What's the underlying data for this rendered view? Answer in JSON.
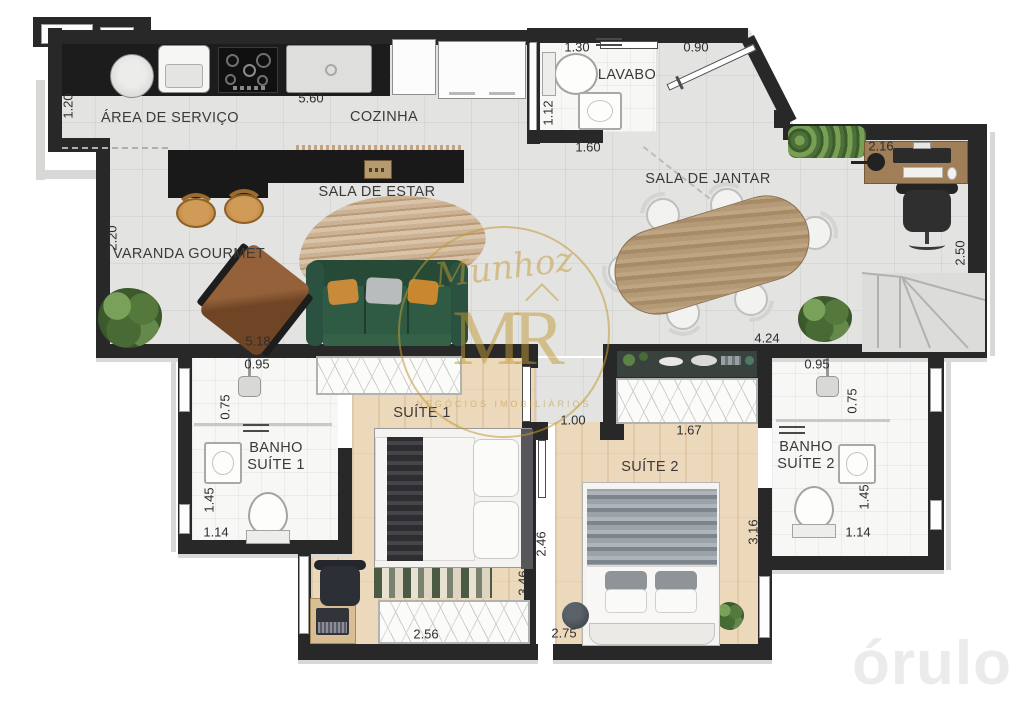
{
  "rooms": {
    "servico": "ÁREA DE SERVIÇO",
    "cozinha": "COZINHA",
    "lavabo": "LAVABO",
    "jantar": "SALA DE JANTAR",
    "estar": "SALA DE ESTAR",
    "varanda": "VARANDA GOURMET",
    "banho1": "BANHO\nSUÍTE 1",
    "suite1": "SUÍTE 1",
    "suite2": "SUÍTE 2",
    "banho2": "BANHO\nSUÍTE 2"
  },
  "dims": {
    "servico_left": "1.20",
    "cozinha_top": "5.60",
    "lavabo_top": "1.30",
    "entry_top": "0.90",
    "lavabo_left": "1.12",
    "lavabo_bottom": "1.60",
    "desk_top": "2.16",
    "living_right": "2.50",
    "varanda_left": "2.20",
    "varanda_bottom": "5.18",
    "jantar_bottom": "4.24",
    "banho1_top": "0.95",
    "banho1_shower": "0.75",
    "banho1_left": "1.45",
    "banho1_bottom": "1.14",
    "corridor": "1.00",
    "suite2_wardrobe": "1.67",
    "suite1_right": "3.46",
    "suite2_left": "2.46",
    "suite2_right": "3.16",
    "suite1_wardrobe": "2.56",
    "suite2_bottom": "2.75",
    "banho2_top": "0.95",
    "banho2_shower": "0.75",
    "banho2_right": "1.45",
    "banho2_bottom": "1.14"
  },
  "watermark": {
    "script": "Munhoz",
    "monogram": "MR",
    "subtext": "NEGÓCIOS IMOBILIÁRIOS"
  },
  "brand": {
    "logo": "órulo"
  },
  "colors": {
    "wall": "#282828",
    "floor_tile": "#e3e3e1",
    "floor_wood": "#ecd9bc",
    "bath_tile": "#f7f7f6",
    "counter": "#1c1c1c",
    "sofa_green": "#2f5a44",
    "cushion_orange": "#c98a3a",
    "stool_tan": "#c08845",
    "table_wood": "#a98e6e",
    "watermark_gold": "#c8a23c",
    "logo_gray": "#ebebeb"
  }
}
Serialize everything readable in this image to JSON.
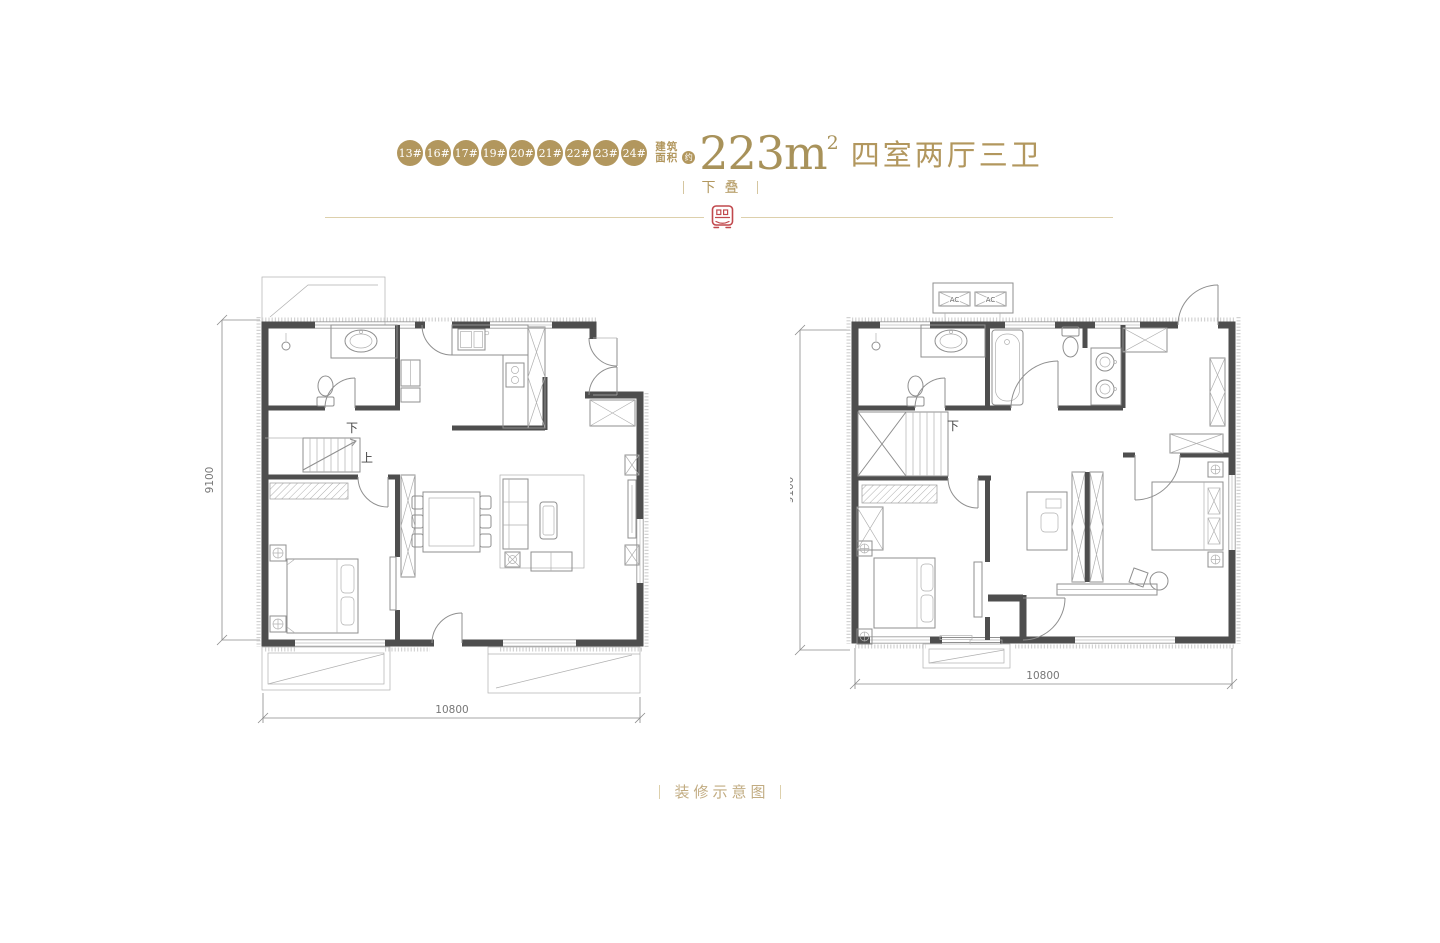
{
  "header": {
    "badges": [
      "13#",
      "16#",
      "17#",
      "19#",
      "20#",
      "21#",
      "22#",
      "23#",
      "24#"
    ],
    "area_label_top": "建筑",
    "area_label_bottom": "面积",
    "approx": "约",
    "area_value": "223m",
    "area_exponent": "2",
    "layout_type": "四室两厅三卫",
    "level_tag": "下叠"
  },
  "floor_plans": {
    "left": {
      "height_dim": "9100",
      "width_dim": "10800",
      "stairs_down": "下",
      "stairs_up": "上"
    },
    "right": {
      "height_dim": "9100",
      "width_dim": "10800",
      "stairs_down": "下",
      "ac_units": [
        "AC",
        "AC"
      ]
    }
  },
  "footer": {
    "caption": "装修示意图"
  },
  "colors": {
    "gold": "#b2975e",
    "gold_light": "#ddd0ac",
    "seal_red": "#c1484d",
    "wall_dark": "#4e4e4e",
    "line_gray": "#8f8f8f"
  }
}
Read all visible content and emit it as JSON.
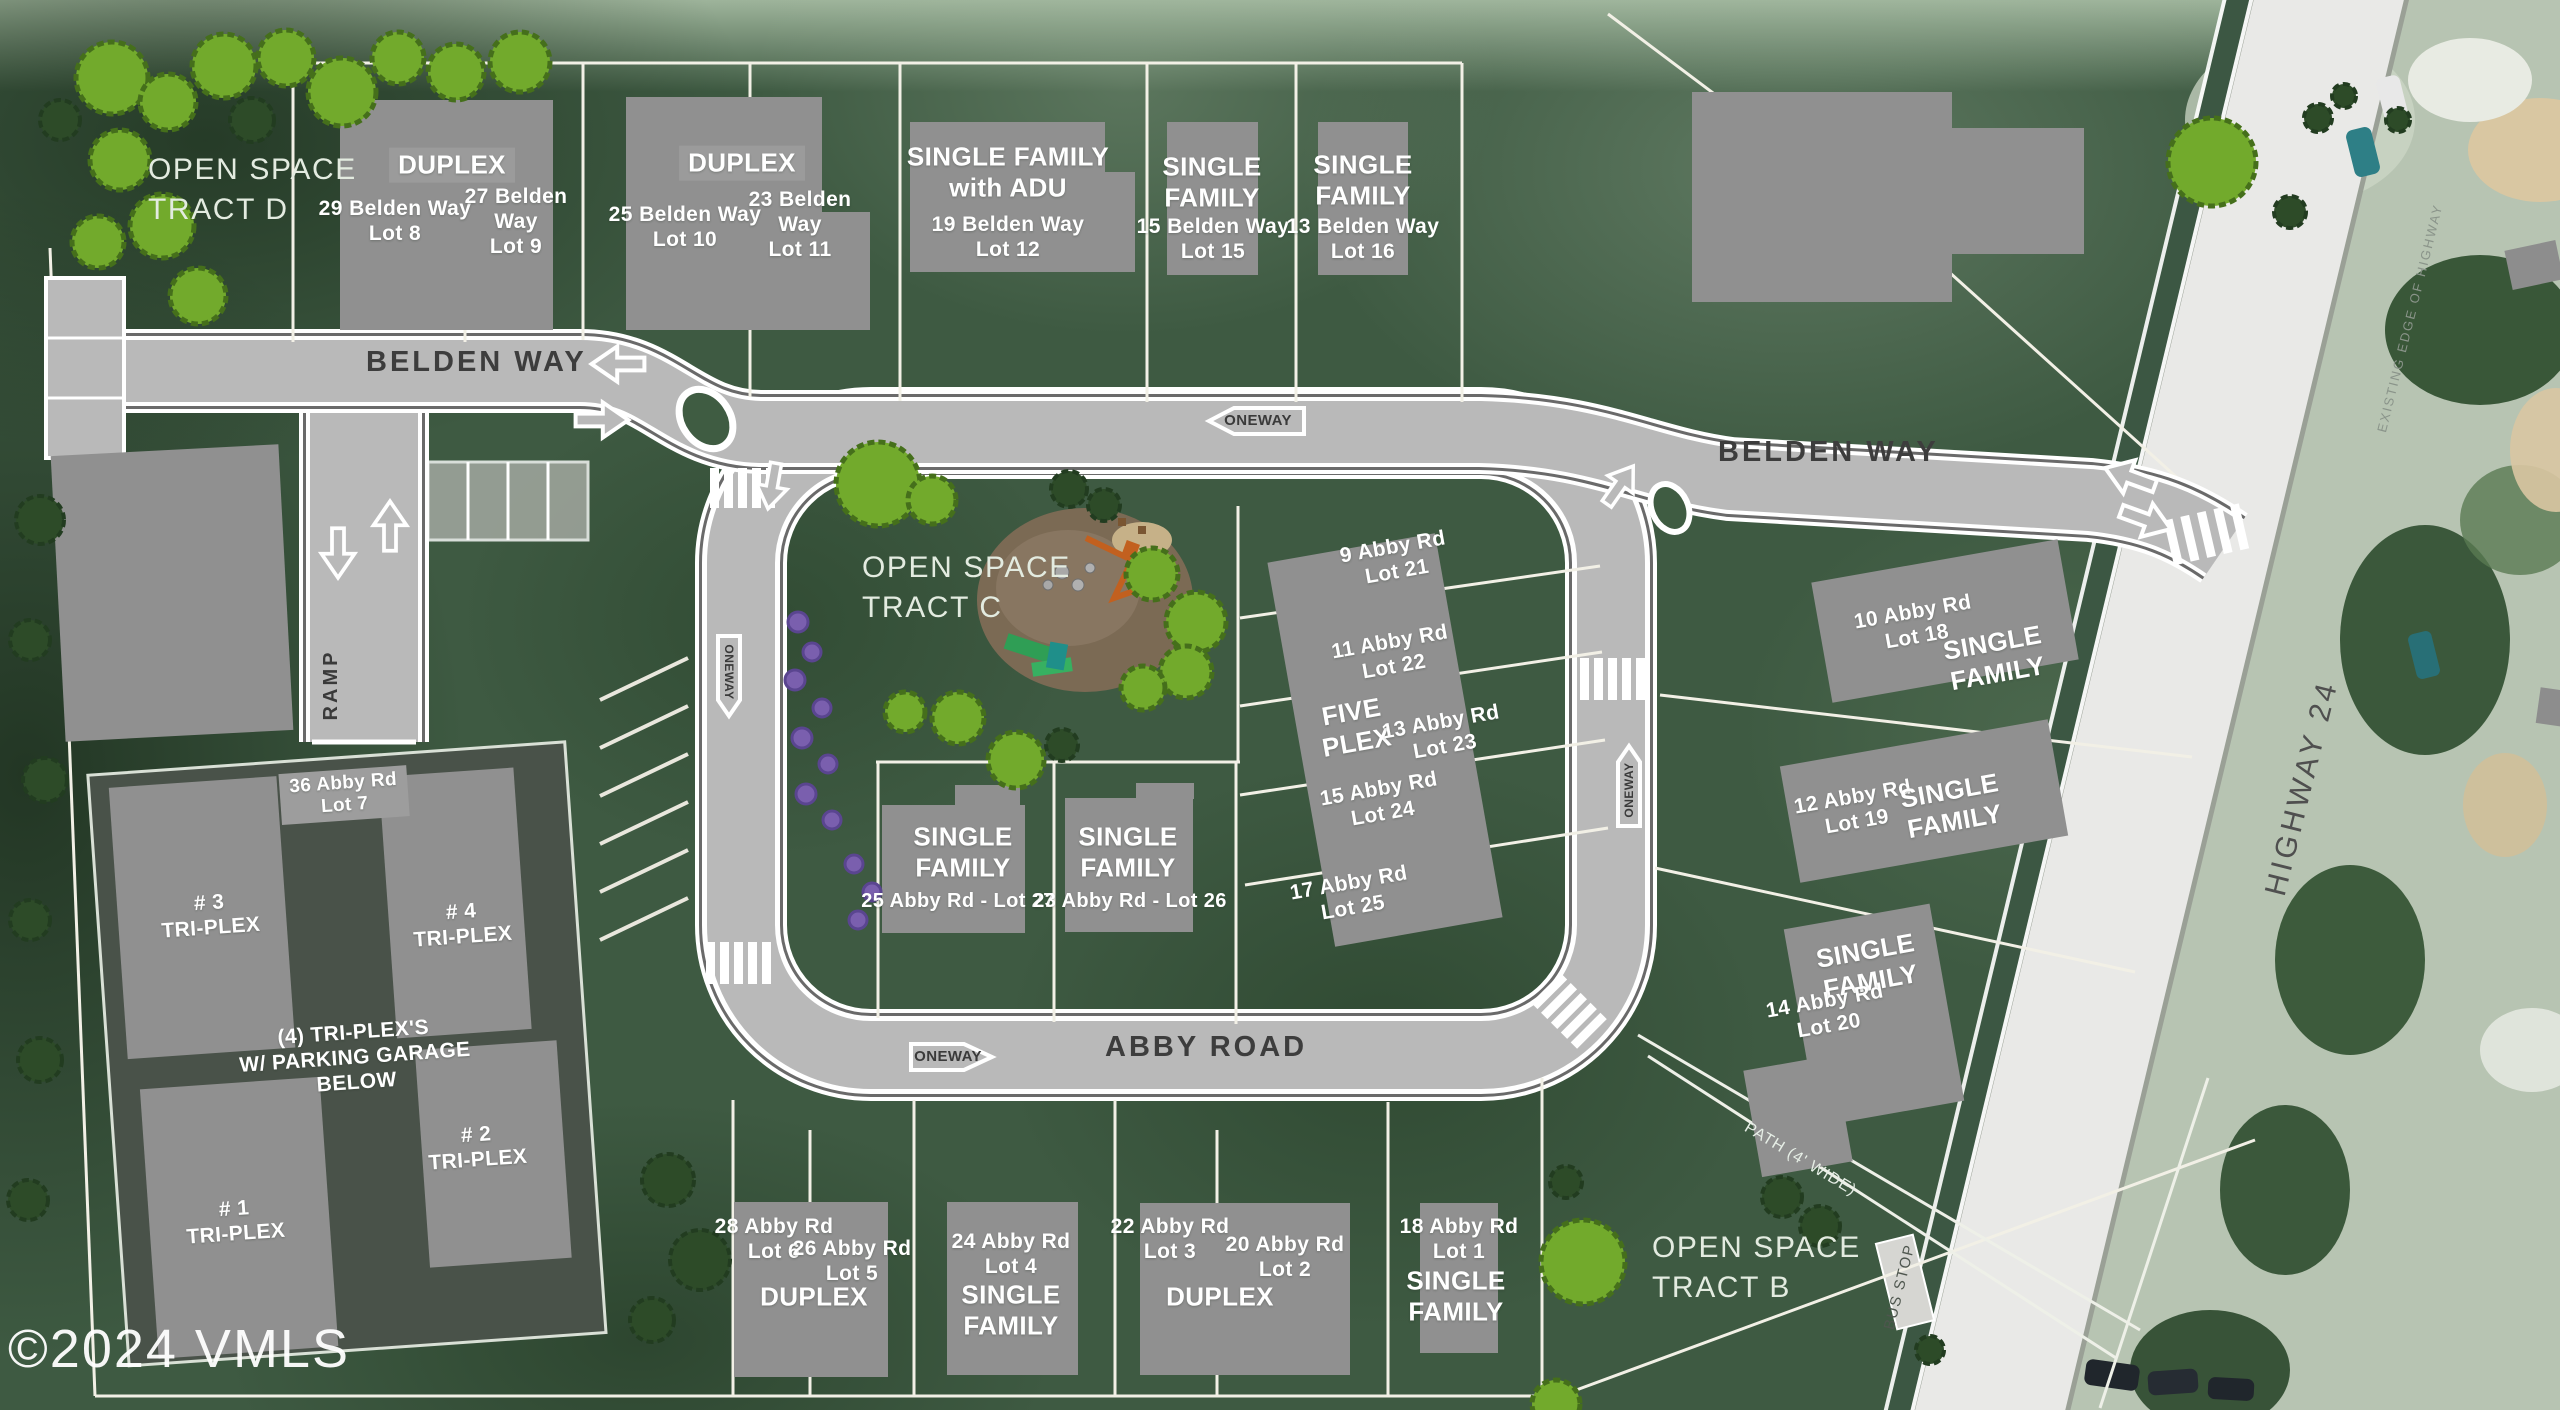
{
  "watermark": "©2024 VMLS",
  "roads": {
    "belden_west": "BELDEN WAY",
    "belden_east": "BELDEN WAY",
    "abby": "ABBY ROAD",
    "highway": "HIGHWAY 24",
    "highway_edge": "EXISTING EDGE OF HIGHWAY",
    "ramp": "RAMP",
    "oneway_top": "ONEWAY",
    "oneway_abby": "ONEWAY",
    "oneway_loop_west": "ONEWAY",
    "oneway_loop_east": "ONEWAY",
    "bus_stop": "BUS STOP",
    "path": "PATH (4' WIDE)"
  },
  "open_space": {
    "d1": "OPEN SPACE",
    "d2": "TRACT D",
    "c1": "OPEN SPACE",
    "c2": "TRACT C",
    "b1": "OPEN SPACE",
    "b2": "TRACT B"
  },
  "top_lots": {
    "duplex1_label": "DUPLEX",
    "lot8": {
      "addr": "29 Belden Way",
      "num": "Lot 8"
    },
    "lot9": {
      "addr": "27 Belden Way",
      "num": "Lot 9"
    },
    "duplex2_label": "DUPLEX",
    "lot10": {
      "addr": "25 Belden Way",
      "num": "Lot 10"
    },
    "lot11": {
      "addr": "23 Belden Way",
      "num": "Lot 11"
    },
    "lot12": {
      "t1": "SINGLE FAMILY",
      "t2": "with ADU",
      "addr": "19 Belden Way",
      "num": "Lot 12"
    },
    "lot15": {
      "t1": "SINGLE",
      "t2": "FAMILY",
      "addr": "15 Belden Way",
      "num": "Lot 15"
    },
    "lot16": {
      "t1": "SINGLE",
      "t2": "FAMILY",
      "addr": "13 Belden Way",
      "num": "Lot 16"
    }
  },
  "fiveplex": {
    "t1": "FIVE",
    "t2": "PLEX",
    "lot21": {
      "addr": "9 Abby Rd",
      "num": "Lot 21"
    },
    "lot22": {
      "addr": "11 Abby Rd",
      "num": "Lot 22"
    },
    "lot23": {
      "addr": "13 Abby Rd",
      "num": "Lot 23"
    },
    "lot24": {
      "addr": "15 Abby Rd",
      "num": "Lot 24"
    },
    "lot25": {
      "addr": "17 Abby Rd",
      "num": "Lot 25"
    }
  },
  "inner_lots": {
    "lot27": {
      "t1": "SINGLE",
      "t2": "FAMILY",
      "addr": "25 Abby Rd - Lot 27"
    },
    "lot26": {
      "t1": "SINGLE",
      "t2": "FAMILY",
      "addr": "23 Abby Rd - Lot 26"
    }
  },
  "right_lots": {
    "lot18": {
      "addr": "10 Abby Rd",
      "num": "Lot 18",
      "t1": "SINGLE",
      "t2": "FAMILY"
    },
    "lot19": {
      "addr": "12 Abby Rd",
      "num": "Lot 19",
      "t1": "SINGLE",
      "t2": "FAMILY"
    },
    "lot20": {
      "addr": "14 Abby Rd",
      "num": "Lot 20",
      "t1": "SINGLE",
      "t2": "FAMILY"
    }
  },
  "triplex": {
    "lot7": {
      "addr": "36 Abby Rd",
      "num": "Lot 7"
    },
    "b1a": "# 1",
    "b1b": "TRI-PLEX",
    "b2a": "# 2",
    "b2b": "TRI-PLEX",
    "b3a": "# 3",
    "b3b": "TRI-PLEX",
    "b4a": "# 4",
    "b4b": "TRI-PLEX",
    "note1": "(4) TRI-PLEX'S",
    "note2": "W/ PARKING GARAGE",
    "note3": "BELOW"
  },
  "bottom_lots": {
    "duplex65_label": "DUPLEX",
    "lot6": {
      "addr": "28 Abby Rd",
      "num": "Lot 6"
    },
    "lot5": {
      "addr": "26 Abby Rd",
      "num": "Lot 5"
    },
    "lot4": {
      "addr": "24 Abby Rd",
      "num": "Lot 4",
      "t1": "SINGLE",
      "t2": "FAMILY"
    },
    "duplex32_label": "DUPLEX",
    "lot3": {
      "addr": "22 Abby Rd",
      "num": "Lot 3"
    },
    "lot2": {
      "addr": "20 Abby Rd",
      "num": "Lot 2"
    },
    "lot1": {
      "addr": "18 Abby Rd",
      "num": "Lot 1",
      "t1": "SINGLE",
      "t2": "FAMILY"
    }
  },
  "colors": {
    "grass": "#3e5a42",
    "road": "#b9b9b9",
    "highway": "#e9e9e7",
    "building": "#909090",
    "tree": "#72aa2c",
    "bush": "#7a5fae",
    "garage_parcel": "#495249",
    "lot_line": "#f2f0e6"
  }
}
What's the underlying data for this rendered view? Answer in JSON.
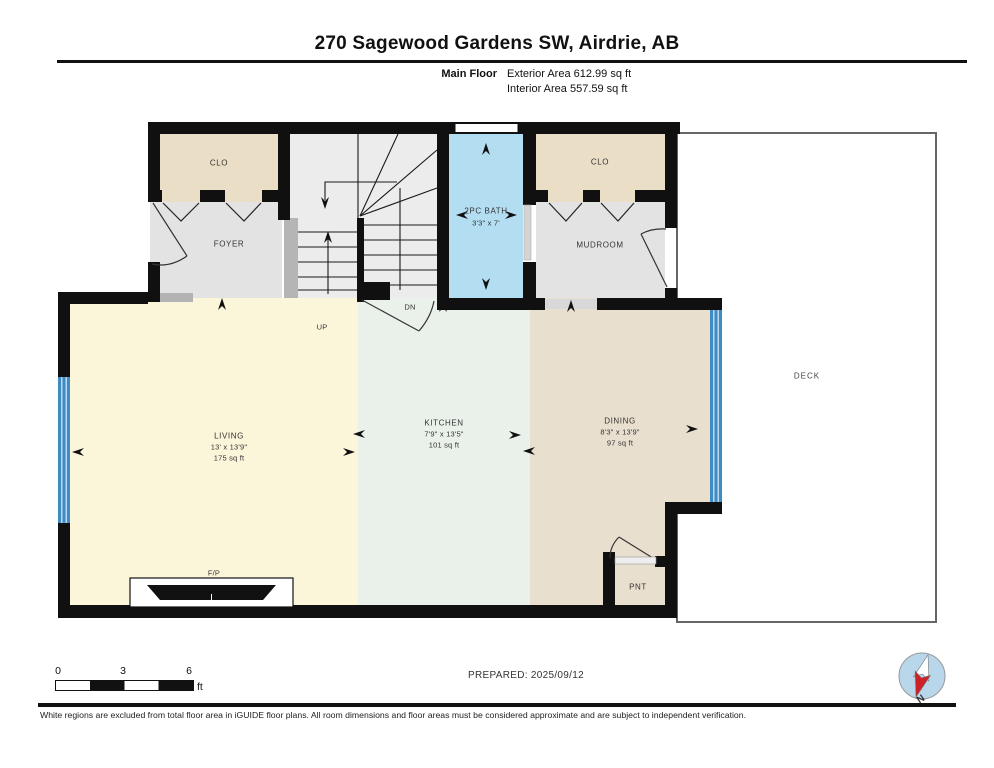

-*-

▶ **Goal of the exercise**
Search the listing above for the string "DUPLEX". Copy every line that contains it.

▶ **The reply**
    "duplex1_label": "DUPLEX",
    "duplex2_label": "DUPLEX",
    "duplex65_label": "DUPLEX",
    "duplex32_label": "DUPLEX",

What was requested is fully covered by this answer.